## Dataset content
◆ ◆ ◆ ◆ ◆ ◆ ◆

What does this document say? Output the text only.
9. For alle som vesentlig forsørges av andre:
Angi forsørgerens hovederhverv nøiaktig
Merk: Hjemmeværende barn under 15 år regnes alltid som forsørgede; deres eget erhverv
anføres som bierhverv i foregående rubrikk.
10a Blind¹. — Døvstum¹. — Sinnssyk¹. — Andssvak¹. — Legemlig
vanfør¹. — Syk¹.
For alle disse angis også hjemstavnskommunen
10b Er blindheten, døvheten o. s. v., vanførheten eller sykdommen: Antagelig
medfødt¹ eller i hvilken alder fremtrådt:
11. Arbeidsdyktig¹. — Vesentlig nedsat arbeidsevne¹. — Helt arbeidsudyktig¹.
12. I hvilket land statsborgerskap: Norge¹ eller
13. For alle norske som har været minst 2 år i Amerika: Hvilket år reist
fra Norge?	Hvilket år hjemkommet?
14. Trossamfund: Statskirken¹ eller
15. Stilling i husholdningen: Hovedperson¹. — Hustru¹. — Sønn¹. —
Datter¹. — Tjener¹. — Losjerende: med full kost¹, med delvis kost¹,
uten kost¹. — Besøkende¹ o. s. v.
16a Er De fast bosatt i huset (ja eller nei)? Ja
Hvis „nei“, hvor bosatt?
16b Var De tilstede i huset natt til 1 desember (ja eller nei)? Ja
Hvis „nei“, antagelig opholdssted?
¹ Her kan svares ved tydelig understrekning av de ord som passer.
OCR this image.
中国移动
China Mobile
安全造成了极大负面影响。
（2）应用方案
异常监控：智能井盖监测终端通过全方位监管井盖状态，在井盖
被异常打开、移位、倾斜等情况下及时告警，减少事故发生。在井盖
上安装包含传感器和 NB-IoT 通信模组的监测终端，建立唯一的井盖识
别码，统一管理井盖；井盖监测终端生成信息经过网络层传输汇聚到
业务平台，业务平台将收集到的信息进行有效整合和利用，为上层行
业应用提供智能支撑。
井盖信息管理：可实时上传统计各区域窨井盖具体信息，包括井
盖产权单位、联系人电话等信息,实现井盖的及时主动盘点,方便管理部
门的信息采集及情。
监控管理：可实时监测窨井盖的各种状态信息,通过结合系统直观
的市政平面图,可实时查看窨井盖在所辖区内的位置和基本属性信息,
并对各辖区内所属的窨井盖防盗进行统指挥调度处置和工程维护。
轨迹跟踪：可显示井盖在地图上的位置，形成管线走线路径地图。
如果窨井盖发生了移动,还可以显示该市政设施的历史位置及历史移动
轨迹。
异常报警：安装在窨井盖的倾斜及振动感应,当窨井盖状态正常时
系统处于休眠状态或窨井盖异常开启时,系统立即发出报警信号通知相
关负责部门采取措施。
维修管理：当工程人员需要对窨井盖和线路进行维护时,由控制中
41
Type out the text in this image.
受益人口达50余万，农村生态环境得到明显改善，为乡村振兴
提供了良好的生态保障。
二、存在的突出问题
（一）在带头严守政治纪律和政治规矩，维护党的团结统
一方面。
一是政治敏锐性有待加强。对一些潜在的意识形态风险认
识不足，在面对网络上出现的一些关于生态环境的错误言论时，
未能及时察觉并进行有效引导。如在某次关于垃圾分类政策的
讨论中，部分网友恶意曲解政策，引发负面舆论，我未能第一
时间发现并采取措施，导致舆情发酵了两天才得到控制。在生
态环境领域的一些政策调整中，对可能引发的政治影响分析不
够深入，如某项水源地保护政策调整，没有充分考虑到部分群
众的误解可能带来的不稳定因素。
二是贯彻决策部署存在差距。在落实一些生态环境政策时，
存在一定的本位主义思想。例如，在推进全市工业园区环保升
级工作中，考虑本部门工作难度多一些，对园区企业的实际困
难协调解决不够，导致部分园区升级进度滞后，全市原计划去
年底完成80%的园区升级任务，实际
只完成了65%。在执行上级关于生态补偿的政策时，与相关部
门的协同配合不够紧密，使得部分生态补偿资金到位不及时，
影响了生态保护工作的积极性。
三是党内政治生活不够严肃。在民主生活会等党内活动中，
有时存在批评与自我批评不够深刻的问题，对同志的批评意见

◆ ◆ ◆ ◆ ◆ ◆ ◆

Among the lines of the data, identify those with the word "huset". Copy each of them.

16a Er De fast bosatt i huset (ja eller nei)? Ja
16b Var De tilstede i huset natt til 1 desember (ja eller nei)? Ja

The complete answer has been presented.